# Goal of the exercise:
Repeat, exactly and in full, the lines of the listing below, but without any pictures.
---*---
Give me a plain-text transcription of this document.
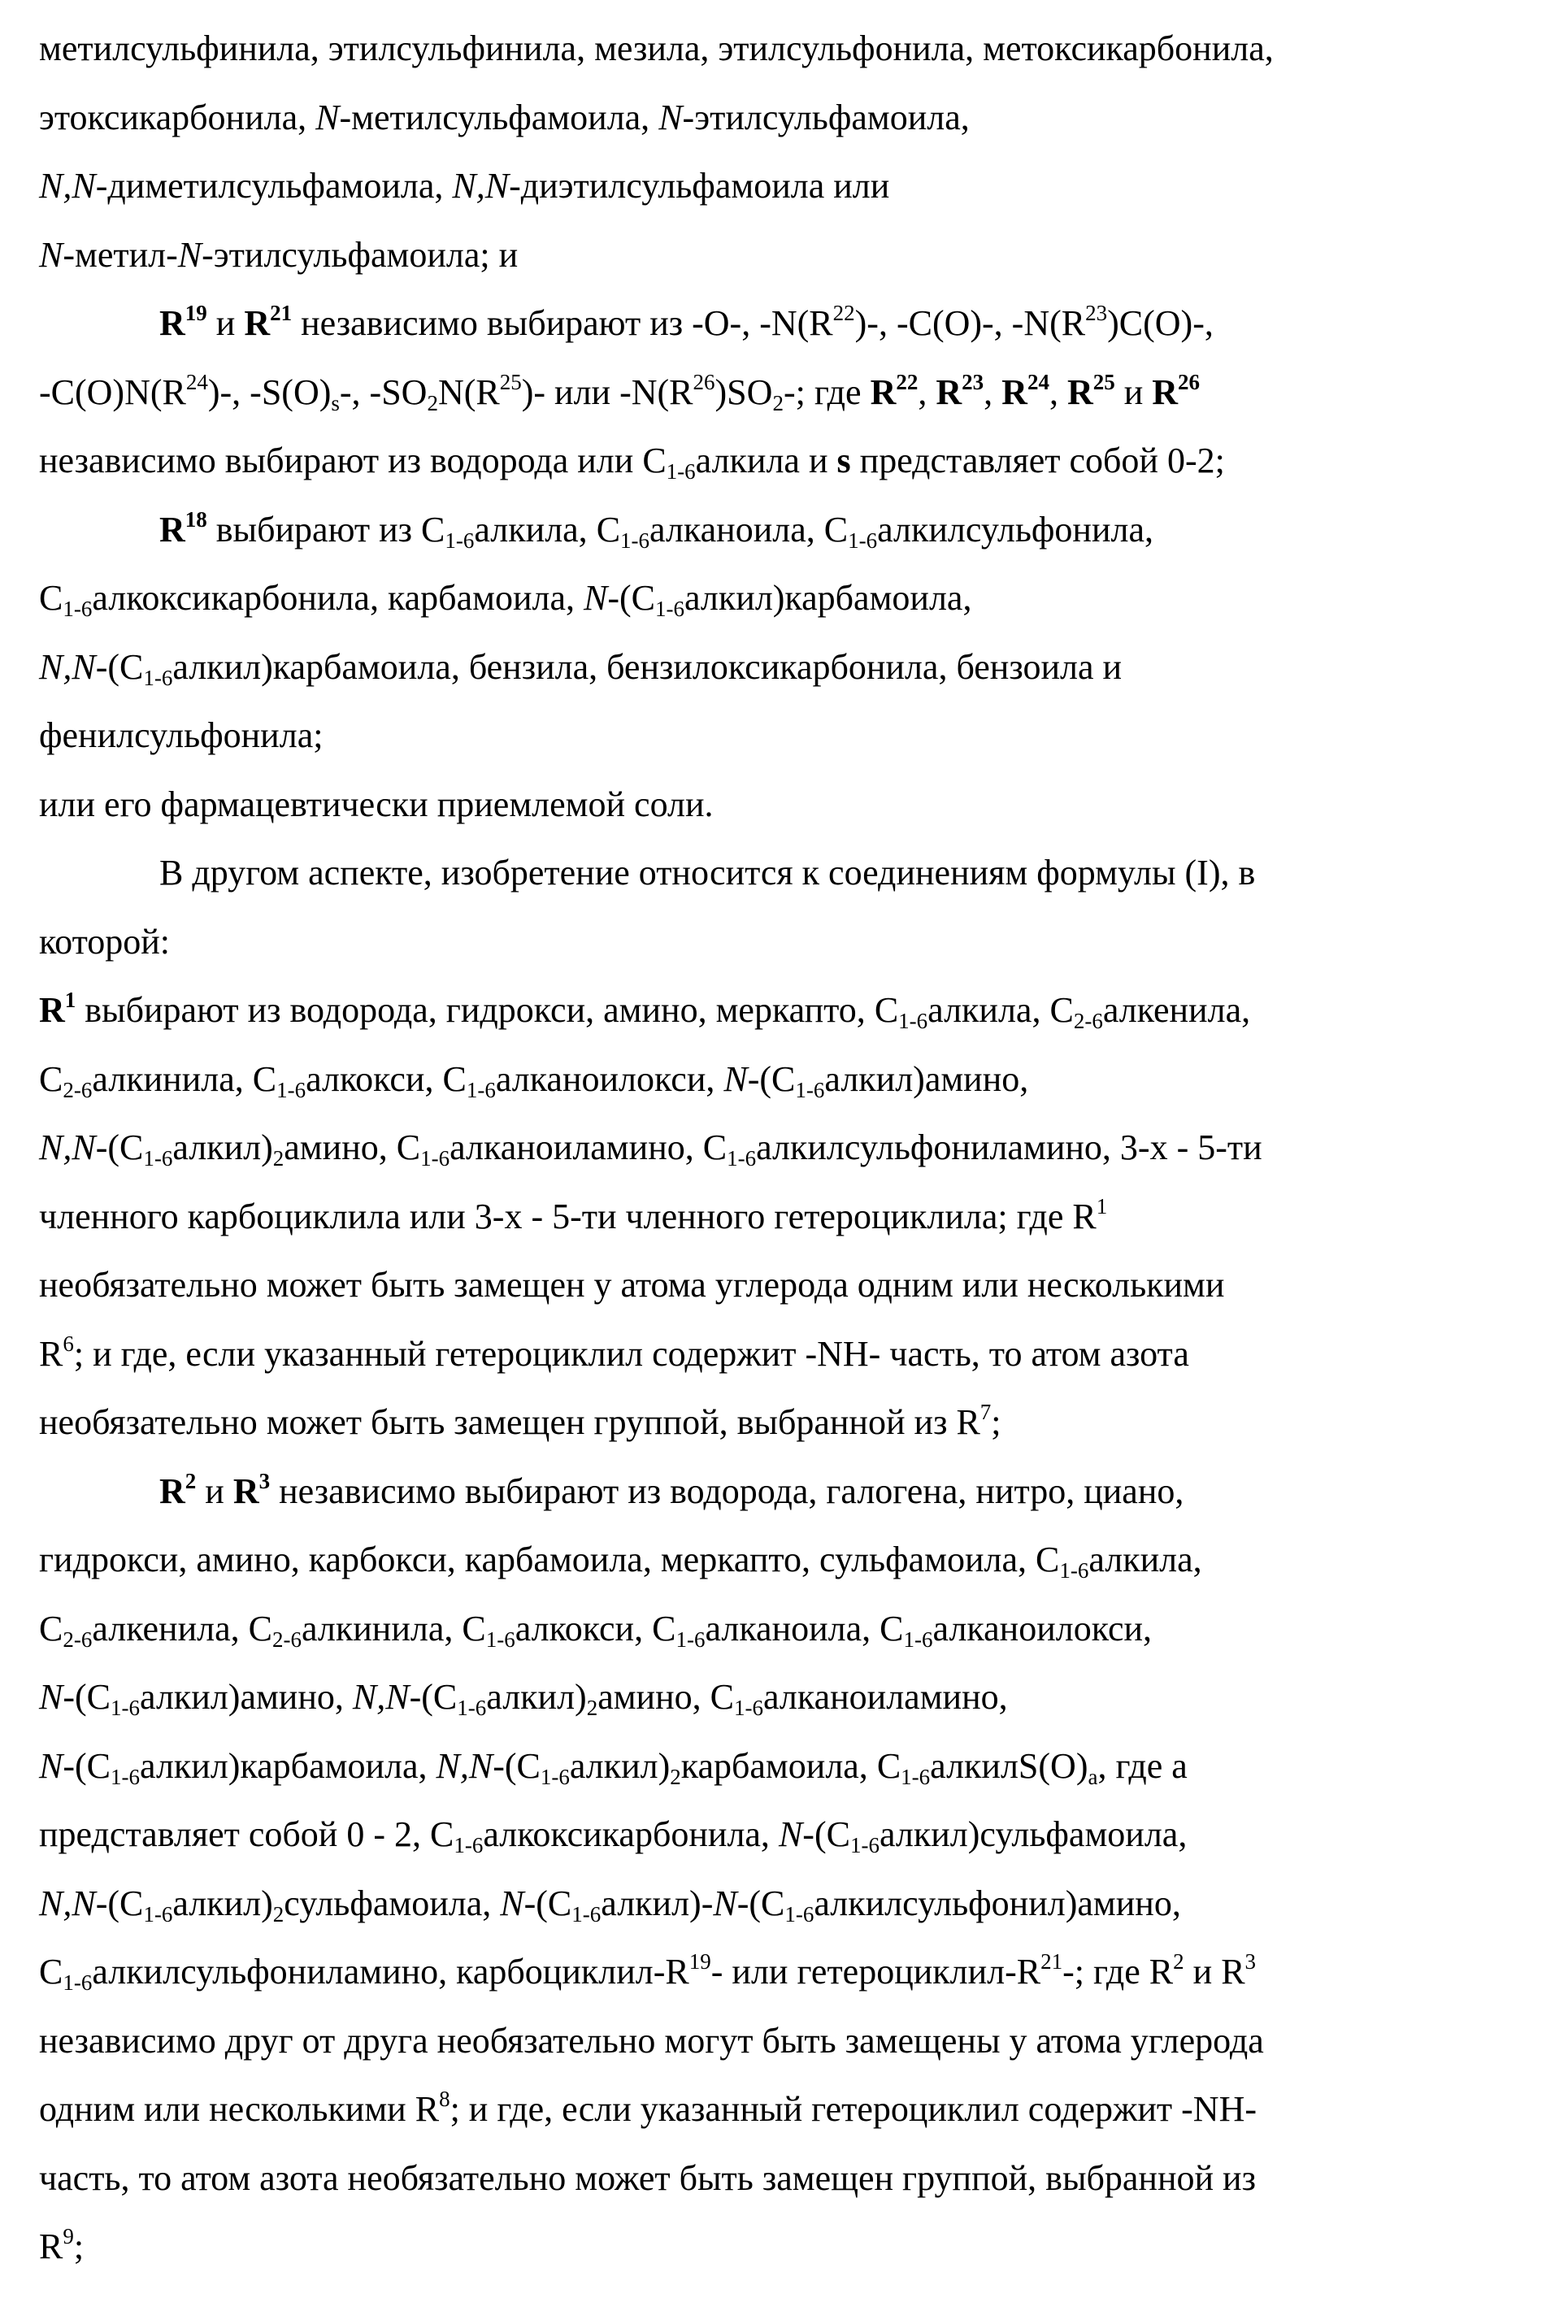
метилсульфинила, этилсульфинила, мезила, этилсульфонила, метоксикарбонила,
этоксикарбонила, N-метилсульфамоила, N-этилсульфамоила,
N,N-диметилсульфамоила, N,N-диэтилсульфамоила или
N-метил-N-этилсульфамоила; и
$R^{19}$ и $R^{21}$ независимо выбирают из -O-, $-N(R^{22})-$, -C(O)-, $-N(R^{23})C(O)-$,
$-C(O)N(R^{24})-$, $-S(O)_s-$, $-SO_2N(R^{25})-$ или $-N(R^{26})SO_2-$; где $R^{22}$, $R^{23}$, $R^{24}$, $R^{25}$ и $R^{26}$
независимо выбирают из водорода или $C_{1-6}алкила$ и s представляет собой 0-2;
$R^{18}$ выбирают из $C_{1-6}алкила$, $C_{1-6}алканоила$, $C_{1-6}алкилсульфонила$,
$C_{1-6}алкоксикарбонила$, карбамоила, $N-(C_{1-6}алкил)карбамоила$,
$N,N-(C_{1-6}алкил)карбамоила$, бензила, бензилоксикарбонила, бензоила и
фенилсульфонила;
или его фармацевтически приемлемой соли.
В другом аспекте, изобретение относится к соединениям формулы (I), в
которой:
$R^1$ выбирают из водорода, гидрокси, амино, меркапто, $C_{1-6}алкила$, $C_{2-6}алкенила$,
$C_{2-6}алкинила$, $C_{1-6}алкокси$, $C_{1-6}алканоилокси$, $N-(C_{1-6}алкил)амино$,
$N,N-(C_{1-6}алкил)_2амино$, $C_{1-6}алканоиламино$, $C_{1-6}алкилсульфониламино$, 3-х - 5-ти
членного карбоциклила или 3-х - 5-ти членного гетероциклила; где $R^1$
необязательно может быть замещен у атома углерода одним или несколькими
$R^6$; и где, если указанный гетероциклил содержит -NH- часть, то атом азота
необязательно может быть замещен группой, выбранной из $R^7$;
$R^2$ и $R^3$ независимо выбирают из водорода, галогена, нитро, циано,
гидрокси, амино, карбокси, карбамоила, меркапто, сульфамоила, $C_{1-6}алкила$,
$C_{2-6}алкенила$, $C_{2-6}алкинила$, $C_{1-6}алкокси$, $C_{1-6}алканоила$, $C_{1-6}алканоилокси$,
$N-(C_{1-6}алкил)амино$, $N,N-(C_{1-6}алкил)_2амино$, $C_{1-6}алканоиламино$,
$N-(C_{1-6}алкил)карбамоила$, $N,N-(C_{1-6}алкил)_2карбамоила$, $C_{1-6}алкилS(O)_a$, где a
представляет собой 0 - 2, $C_{1-6}алкоксикарбонила$, $N-(C_{1-6}алкил)сульфамоила$,
$N,N-(C_{1-6}алкил)_2сульфамоила$, $N-(C_{1-6}алкил)-N-(C_{1-6}алкилсульфонил)амино$,
$C_{1-6}алкилсульфониламино$, карбоциклил-$R^{19}-$ или гетероциклил-$R^{21}-$; где $R^2$ и $R^3$
независимо друг от друга необязательно могут быть замещены у атома углерода
одним или несколькими $R^8$; и где, если указанный гетероциклил содержит -NH-
часть, то атом азота необязательно может быть замещен группой, выбранной из
$R^9$;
---*---
# Task output:
Give me a plain-text transcription of this document.
метилсульфинила, этилсульфинила, мезила, этилсульфонила, метоксикарбонила,
этоксикарбонила, N-метилсульфамоила, N-этилсульфамоила,
N,N-диметилсульфамоила, N,N-диэтилсульфамоила или
N-метил-N-этилсульфамоила; и
$R^{19}$ и $R^{21}$ независимо выбирают из -O-, $-N(R^{22})-$, -C(O)-, $-N(R^{23})C(O)-$,
$-C(O)N(R^{24})-$, $-S(O)_s-$, $-SO_2N(R^{25})-$ или $-N(R^{26})SO_2-$; где $R^{22}$, $R^{23}$, $R^{24}$, $R^{25}$ и $R^{26}$
независимо выбирают из водорода или $C_{1-6}алкила$ и s представляет собой 0-2;
$R^{18}$ выбирают из $C_{1-6}алкила$, $C_{1-6}алканоила$, $C_{1-6}алкилсульфонила$,
$C_{1-6}алкоксикарбонила$, карбамоила, $N-(C_{1-6}алкил)карбамоила$,
$N,N-(C_{1-6}алкил)карбамоила$, бензила, бензилоксикарбонила, бензоила и
фенилсульфонила;
или его фармацевтически приемлемой соли.
В другом аспекте, изобретение относится к соединениям формулы (I), в
которой:
$R^1$ выбирают из водорода, гидрокси, амино, меркапто, $C_{1-6}алкила$, $C_{2-6}алкенила$,
$C_{2-6}алкинила$, $C_{1-6}алкокси$, $C_{1-6}алканоилокси$, $N-(C_{1-6}алкил)амино$,
$N,N-(C_{1-6}алкил)_2амино$, $C_{1-6}алканоиламино$, $C_{1-6}алкилсульфониламино$, 3-х - 5-ти
членного карбоциклила или 3-х - 5-ти членного гетероциклила; где $R^1$
необязательно может быть замещен у атома углерода одним или несколькими
$R^6$; и где, если указанный гетероциклил содержит -NH- часть, то атом азота
необязательно может быть замещен группой, выбранной из $R^7$;
$R^2$ и $R^3$ независимо выбирают из водорода, галогена, нитро, циано,
гидрокси, амино, карбокси, карбамоила, меркапто, сульфамоила, $C_{1-6}алкила$,
$C_{2-6}алкенила$, $C_{2-6}алкинила$, $C_{1-6}алкокси$, $C_{1-6}алканоила$, $C_{1-6}алканоилокси$,
$N-(C_{1-6}алкил)амино$, $N,N-(C_{1-6}алкил)_2амино$, $C_{1-6}алканоиламино$,
$N-(C_{1-6}алкил)карбамоила$, $N,N-(C_{1-6}алкил)_2карбамоила$, $C_{1-6}алкилS(O)_a$, где a
представляет собой 0 - 2, $C_{1-6}алкоксикарбонила$, $N-(C_{1-6}алкил)сульфамоила$,
$N,N-(C_{1-6}алкил)_2сульфамоила$, $N-(C_{1-6}алкил)-N-(C_{1-6}алкилсульфонил)амино$,
$C_{1-6}алкилсульфониламино$, карбоциклил-$R^{19}-$ или гетероциклил-$R^{21}-$; где $R^2$ и $R^3$
независимо друг от друга необязательно могут быть замещены у атома углерода
одним или несколькими $R^8$; и где, если указанный гетероциклил содержит -NH-
часть, то атом азота необязательно может быть замещен группой, выбранной из
$R^9$;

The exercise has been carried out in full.